→ **Dataset records**:
┄┄┄┄┄┄┄┄┄┄┄┄┄┄┄┄┄┄┄┄

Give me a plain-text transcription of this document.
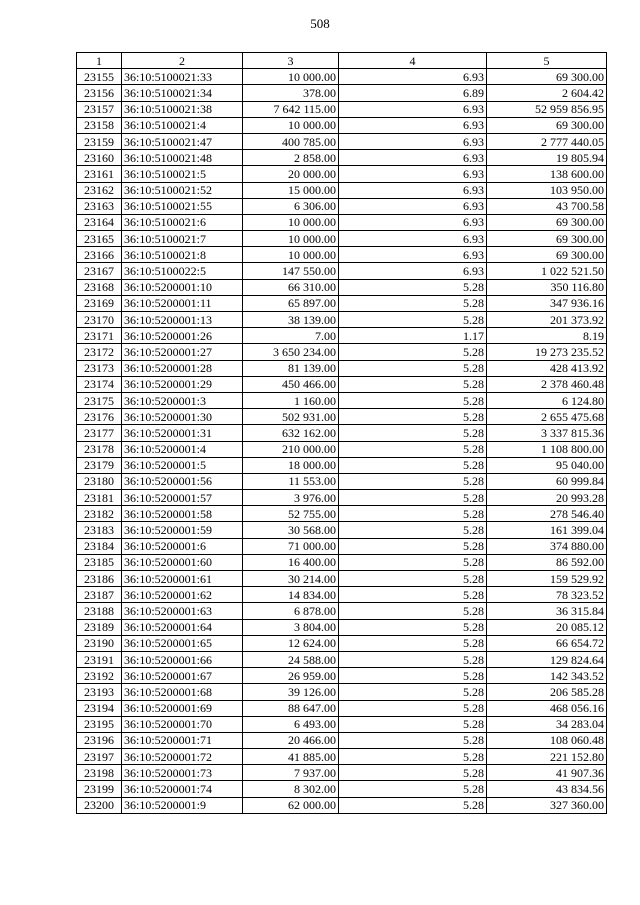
508
1	2	3	4	5
23155	36:10:5100021:33	10 000.00	6.93	69 300.00
23156	36:10:5100021:34	378.00	6.89	2 604.42
23157	36:10:5100021:38	7 642 115.00	6.93	52 959 856.95
23158	36:10:5100021:4	10 000.00	6.93	69 300.00
23159	36:10:5100021:47	400 785.00	6.93	2 777 440.05
23160	36:10:5100021:48	2 858.00	6.93	19 805.94
23161	36:10:5100021:5	20 000.00	6.93	138 600.00
23162	36:10:5100021:52	15 000.00	6.93	103 950.00
23163	36:10:5100021:55	6 306.00	6.93	43 700.58
23164	36:10:5100021:6	10 000.00	6.93	69 300.00
23165	36:10:5100021:7	10 000.00	6.93	69 300.00
23166	36:10:5100021:8	10 000.00	6.93	69 300.00
23167	36:10:5100022:5	147 550.00	6.93	1 022 521.50
23168	36:10:5200001:10	66 310.00	5.28	350 116.80
23169	36:10:5200001:11	65 897.00	5.28	347 936.16
23170	36:10:5200001:13	38 139.00	5.28	201 373.92
23171	36:10:5200001:26	7.00	1.17	8.19
23172	36:10:5200001:27	3 650 234.00	5.28	19 273 235.52
23173	36:10:5200001:28	81 139.00	5.28	428 413.92
23174	36:10:5200001:29	450 466.00	5.28	2 378 460.48
23175	36:10:5200001:3	1 160.00	5.28	6 124.80
23176	36:10:5200001:30	502 931.00	5.28	2 655 475.68
23177	36:10:5200001:31	632 162.00	5.28	3 337 815.36
23178	36:10:5200001:4	210 000.00	5.28	1 108 800.00
23179	36:10:5200001:5	18 000.00	5.28	95 040.00
23180	36:10:5200001:56	11 553.00	5.28	60 999.84
23181	36:10:5200001:57	3 976.00	5.28	20 993.28
23182	36:10:5200001:58	52 755.00	5.28	278 546.40
23183	36:10:5200001:59	30 568.00	5.28	161 399.04
23184	36:10:5200001:6	71 000.00	5.28	374 880.00
23185	36:10:5200001:60	16 400.00	5.28	86 592.00
23186	36:10:5200001:61	30 214.00	5.28	159 529.92
23187	36:10:5200001:62	14 834.00	5.28	78 323.52
23188	36:10:5200001:63	6 878.00	5.28	36 315.84
23189	36:10:5200001:64	3 804.00	5.28	20 085.12
23190	36:10:5200001:65	12 624.00	5.28	66 654.72
23191	36:10:5200001:66	24 588.00	5.28	129 824.64
23192	36:10:5200001:67	26 959.00	5.28	142 343.52
23193	36:10:5200001:68	39 126.00	5.28	206 585.28
23194	36:10:5200001:69	88 647.00	5.28	468 056.16
23195	36:10:5200001:70	6 493.00	5.28	34 283.04
23196	36:10:5200001:71	20 466.00	5.28	108 060.48
23197	36:10:5200001:72	41 885.00	5.28	221 152.80
23198	36:10:5200001:73	7 937.00	5.28	41 907.36
23199	36:10:5200001:74	8 302.00	5.28	43 834.56
23200	36:10:5200001:9	62 000.00	5.28	327 360.00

┄┄┄┄┄┄┄┄┄┄┄┄┄┄┄┄┄┄┄┄

→ **Exercise objective**: In the copy, include no pictures; restate the listing above exactly.

→ **Written answer**:
Give me a plain-text transcription of this document.
508
1	2	3	4	5
23155	36:10:5100021:33	10 000.00	6.93	69 300.00
23156	36:10:5100021:34	378.00	6.89	2 604.42
23157	36:10:5100021:38	7 642 115.00	6.93	52 959 856.95
23158	36:10:5100021:4	10 000.00	6.93	69 300.00
23159	36:10:5100021:47	400 785.00	6.93	2 777 440.05
23160	36:10:5100021:48	2 858.00	6.93	19 805.94
23161	36:10:5100021:5	20 000.00	6.93	138 600.00
23162	36:10:5100021:52	15 000.00	6.93	103 950.00
23163	36:10:5100021:55	6 306.00	6.93	43 700.58
23164	36:10:5100021:6	10 000.00	6.93	69 300.00
23165	36:10:5100021:7	10 000.00	6.93	69 300.00
23166	36:10:5100021:8	10 000.00	6.93	69 300.00
23167	36:10:5100022:5	147 550.00	6.93	1 022 521.50
23168	36:10:5200001:10	66 310.00	5.28	350 116.80
23169	36:10:5200001:11	65 897.00	5.28	347 936.16
23170	36:10:5200001:13	38 139.00	5.28	201 373.92
23171	36:10:5200001:26	7.00	1.17	8.19
23172	36:10:5200001:27	3 650 234.00	5.28	19 273 235.52
23173	36:10:5200001:28	81 139.00	5.28	428 413.92
23174	36:10:5200001:29	450 466.00	5.28	2 378 460.48
23175	36:10:5200001:3	1 160.00	5.28	6 124.80
23176	36:10:5200001:30	502 931.00	5.28	2 655 475.68
23177	36:10:5200001:31	632 162.00	5.28	3 337 815.36
23178	36:10:5200001:4	210 000.00	5.28	1 108 800.00
23179	36:10:5200001:5	18 000.00	5.28	95 040.00
23180	36:10:5200001:56	11 553.00	5.28	60 999.84
23181	36:10:5200001:57	3 976.00	5.28	20 993.28
23182	36:10:5200001:58	52 755.00	5.28	278 546.40
23183	36:10:5200001:59	30 568.00	5.28	161 399.04
23184	36:10:5200001:6	71 000.00	5.28	374 880.00
23185	36:10:5200001:60	16 400.00	5.28	86 592.00
23186	36:10:5200001:61	30 214.00	5.28	159 529.92
23187	36:10:5200001:62	14 834.00	5.28	78 323.52
23188	36:10:5200001:63	6 878.00	5.28	36 315.84
23189	36:10:5200001:64	3 804.00	5.28	20 085.12
23190	36:10:5200001:65	12 624.00	5.28	66 654.72
23191	36:10:5200001:66	24 588.00	5.28	129 824.64
23192	36:10:5200001:67	26 959.00	5.28	142 343.52
23193	36:10:5200001:68	39 126.00	5.28	206 585.28
23194	36:10:5200001:69	88 647.00	5.28	468 056.16
23195	36:10:5200001:70	6 493.00	5.28	34 283.04
23196	36:10:5200001:71	20 466.00	5.28	108 060.48
23197	36:10:5200001:72	41 885.00	5.28	221 152.80
23198	36:10:5200001:73	7 937.00	5.28	41 907.36
23199	36:10:5200001:74	8 302.00	5.28	43 834.56
23200	36:10:5200001:9	62 000.00	5.28	327 360.00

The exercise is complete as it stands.